• [Exercise] In the data that follows, count every line holding the string "color" and give the count alone.

Extracts from a graphics dataset
============
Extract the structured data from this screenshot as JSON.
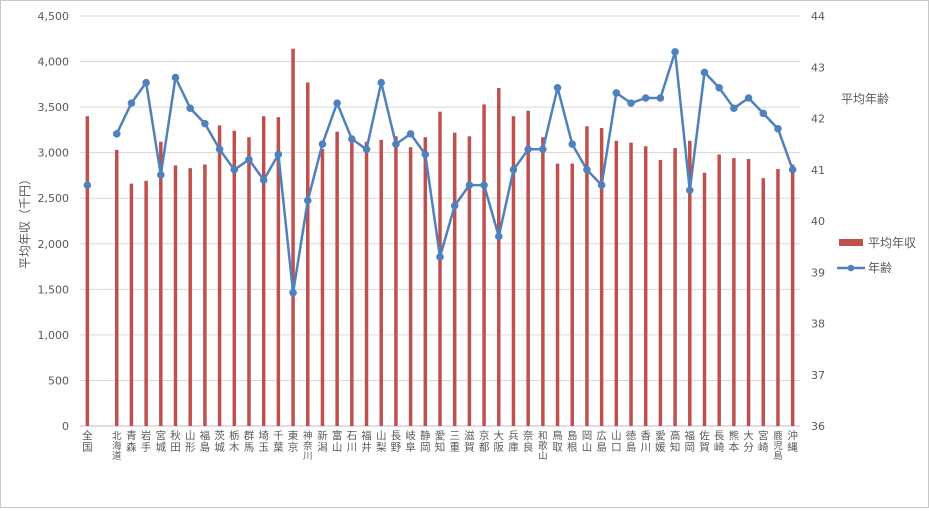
{
  "chart_data": {
    "type": "bar+line",
    "categories": [
      "全国",
      "",
      "北海道",
      "青森",
      "岩手",
      "宮城",
      "秋田",
      "山形",
      "福島",
      "茨城",
      "栃木",
      "群馬",
      "埼玉",
      "千葉",
      "東京",
      "神奈川",
      "新潟",
      "富山",
      "石川",
      "福井",
      "山梨",
      "長野",
      "岐阜",
      "静岡",
      "愛知",
      "三重",
      "滋賀",
      "京都",
      "大阪",
      "兵庫",
      "奈良",
      "和歌山",
      "鳥取",
      "島根",
      "岡山",
      "広島",
      "山口",
      "徳島",
      "香川",
      "愛媛",
      "高知",
      "福岡",
      "佐賀",
      "長崎",
      "熊本",
      "大分",
      "宮崎",
      "鹿児島",
      "沖縄"
    ],
    "series": [
      {
        "name": "平均年収",
        "chart": "bar",
        "axis": "left",
        "color": "#c0504d",
        "values": [
          3400,
          null,
          3030,
          2660,
          2690,
          3120,
          2860,
          2830,
          2870,
          3300,
          3240,
          3170,
          3400,
          3390,
          4140,
          3770,
          3040,
          3230,
          3130,
          3120,
          3140,
          3180,
          3060,
          3170,
          3450,
          3220,
          3180,
          3530,
          3710,
          3400,
          3460,
          3170,
          2880,
          2880,
          3290,
          3270,
          3130,
          3110,
          3070,
          2920,
          3050,
          3130,
          2780,
          2980,
          2940,
          2930,
          2720,
          2820,
          2870
        ]
      },
      {
        "name": "年齢",
        "chart": "line",
        "axis": "right",
        "color": "#4f81bd",
        "values": [
          40.7,
          null,
          41.7,
          42.3,
          42.7,
          40.9,
          42.8,
          42.2,
          41.9,
          41.4,
          41.0,
          41.2,
          40.8,
          41.3,
          38.6,
          40.4,
          41.5,
          42.3,
          41.6,
          41.4,
          42.7,
          41.5,
          41.7,
          41.3,
          39.3,
          40.3,
          40.7,
          40.7,
          39.7,
          41.0,
          41.4,
          41.4,
          42.6,
          41.5,
          41.0,
          40.7,
          42.5,
          42.3,
          42.4,
          42.4,
          43.3,
          40.6,
          42.9,
          42.6,
          42.2,
          42.4,
          42.1,
          41.8,
          41.0
        ]
      }
    ],
    "y_left": {
      "label": "平均年収（千円）",
      "min": 0,
      "max": 4500,
      "step": 500,
      "tick_labels": [
        "0",
        "500",
        "1,000",
        "1,500",
        "2,000",
        "2,500",
        "3,000",
        "3,500",
        "4,000",
        "4,500"
      ]
    },
    "y_right": {
      "label": "平均年齢",
      "min": 36,
      "max": 44,
      "step": 1,
      "tick_labels": [
        "36",
        "37",
        "38",
        "39",
        "40",
        "41",
        "42",
        "43",
        "44"
      ]
    },
    "grid": true,
    "legend": {
      "position": "right",
      "entries": [
        {
          "label": "平均年収",
          "marker": "bar",
          "color": "#c0504d"
        },
        {
          "label": "年齢",
          "marker": "line",
          "color": "#4f81bd"
        }
      ]
    }
  }
}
============
• [Final result] 4